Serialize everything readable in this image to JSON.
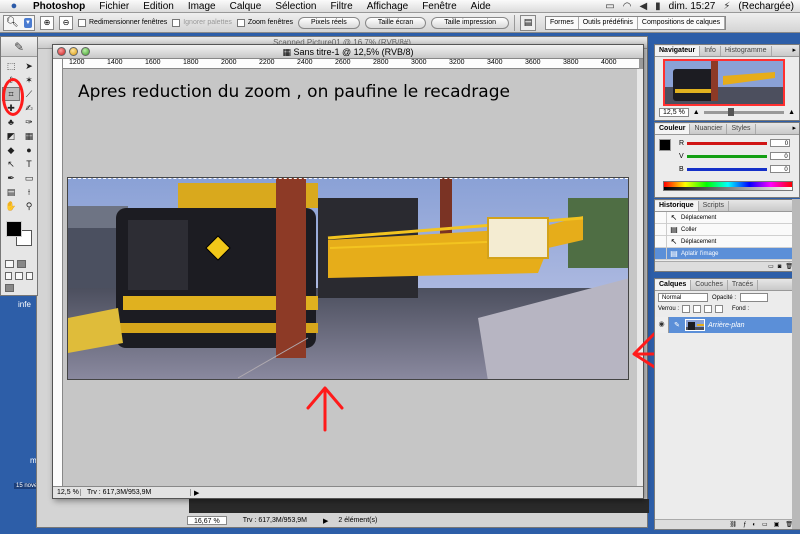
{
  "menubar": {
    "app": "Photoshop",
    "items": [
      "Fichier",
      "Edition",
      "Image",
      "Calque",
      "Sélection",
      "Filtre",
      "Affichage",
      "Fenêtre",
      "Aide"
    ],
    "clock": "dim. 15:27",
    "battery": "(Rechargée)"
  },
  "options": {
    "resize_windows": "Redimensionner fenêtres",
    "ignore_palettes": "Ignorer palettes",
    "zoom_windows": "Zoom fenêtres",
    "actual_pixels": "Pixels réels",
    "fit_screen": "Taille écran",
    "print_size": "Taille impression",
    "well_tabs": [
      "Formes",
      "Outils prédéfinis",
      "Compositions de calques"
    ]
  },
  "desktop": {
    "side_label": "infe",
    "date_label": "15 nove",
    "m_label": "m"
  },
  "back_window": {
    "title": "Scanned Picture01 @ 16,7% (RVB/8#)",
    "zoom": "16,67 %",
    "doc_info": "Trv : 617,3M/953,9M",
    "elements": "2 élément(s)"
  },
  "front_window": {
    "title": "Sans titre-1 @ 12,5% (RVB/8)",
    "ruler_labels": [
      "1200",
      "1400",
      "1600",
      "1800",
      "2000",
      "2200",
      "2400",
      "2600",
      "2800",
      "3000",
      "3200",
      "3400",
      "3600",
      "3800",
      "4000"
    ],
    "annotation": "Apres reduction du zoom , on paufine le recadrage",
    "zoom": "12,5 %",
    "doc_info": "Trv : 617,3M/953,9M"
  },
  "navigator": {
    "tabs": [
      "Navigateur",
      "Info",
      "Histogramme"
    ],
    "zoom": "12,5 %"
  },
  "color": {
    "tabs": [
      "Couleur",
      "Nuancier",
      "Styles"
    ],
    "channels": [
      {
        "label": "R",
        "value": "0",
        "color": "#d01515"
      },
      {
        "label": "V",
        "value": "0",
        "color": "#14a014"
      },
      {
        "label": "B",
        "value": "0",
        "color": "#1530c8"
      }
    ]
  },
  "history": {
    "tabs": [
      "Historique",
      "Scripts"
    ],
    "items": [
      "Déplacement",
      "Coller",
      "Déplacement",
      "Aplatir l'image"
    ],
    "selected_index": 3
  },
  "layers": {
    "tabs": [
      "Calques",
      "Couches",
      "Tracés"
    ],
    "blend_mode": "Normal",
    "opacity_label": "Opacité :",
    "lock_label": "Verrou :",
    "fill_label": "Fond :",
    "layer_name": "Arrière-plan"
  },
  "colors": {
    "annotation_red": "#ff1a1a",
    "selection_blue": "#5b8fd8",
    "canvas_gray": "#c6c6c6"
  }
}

● ● ● ● ● ● ●

# TASK TO COMPLETE
Give an exact reproduction of every line, leaving out any picture.

# SOLVED EXERCISE
Serialize everything readable in this image to JSON.
{
  "menubar": {
    "app": "Photoshop",
    "items": [
      "Fichier",
      "Edition",
      "Image",
      "Calque",
      "Sélection",
      "Filtre",
      "Affichage",
      "Fenêtre",
      "Aide"
    ],
    "clock": "dim. 15:27",
    "battery": "(Rechargée)"
  },
  "options": {
    "resize_windows": "Redimensionner fenêtres",
    "ignore_palettes": "Ignorer palettes",
    "zoom_windows": "Zoom fenêtres",
    "actual_pixels": "Pixels réels",
    "fit_screen": "Taille écran",
    "print_size": "Taille impression",
    "well_tabs": [
      "Formes",
      "Outils prédéfinis",
      "Compositions de calques"
    ]
  },
  "desktop": {
    "side_label": "infe",
    "date_label": "15 nove",
    "m_label": "m"
  },
  "back_window": {
    "title": "Scanned Picture01 @ 16,7% (RVB/8#)",
    "zoom": "16,67 %",
    "doc_info": "Trv : 617,3M/953,9M",
    "elements": "2 élément(s)"
  },
  "front_window": {
    "title": "Sans titre-1 @ 12,5% (RVB/8)",
    "ruler_labels": [
      "1200",
      "1400",
      "1600",
      "1800",
      "2000",
      "2200",
      "2400",
      "2600",
      "2800",
      "3000",
      "3200",
      "3400",
      "3600",
      "3800",
      "4000"
    ],
    "annotation": "Apres reduction du zoom , on paufine le recadrage",
    "zoom": "12,5 %",
    "doc_info": "Trv : 617,3M/953,9M"
  },
  "navigator": {
    "tabs": [
      "Navigateur",
      "Info",
      "Histogramme"
    ],
    "zoom": "12,5 %"
  },
  "color": {
    "tabs": [
      "Couleur",
      "Nuancier",
      "Styles"
    ],
    "channels": [
      {
        "label": "R",
        "value": "0",
        "color": "#d01515"
      },
      {
        "label": "V",
        "value": "0",
        "color": "#14a014"
      },
      {
        "label": "B",
        "value": "0",
        "color": "#1530c8"
      }
    ]
  },
  "history": {
    "tabs": [
      "Historique",
      "Scripts"
    ],
    "items": [
      "Déplacement",
      "Coller",
      "Déplacement",
      "Aplatir l'image"
    ],
    "selected_index": 3
  },
  "layers": {
    "tabs": [
      "Calques",
      "Couches",
      "Tracés"
    ],
    "blend_mode": "Normal",
    "opacity_label": "Opacité :",
    "lock_label": "Verrou :",
    "fill_label": "Fond :",
    "layer_name": "Arrière-plan"
  },
  "colors": {
    "annotation_red": "#ff1a1a",
    "selection_blue": "#5b8fd8",
    "canvas_gray": "#c6c6c6"
  }
}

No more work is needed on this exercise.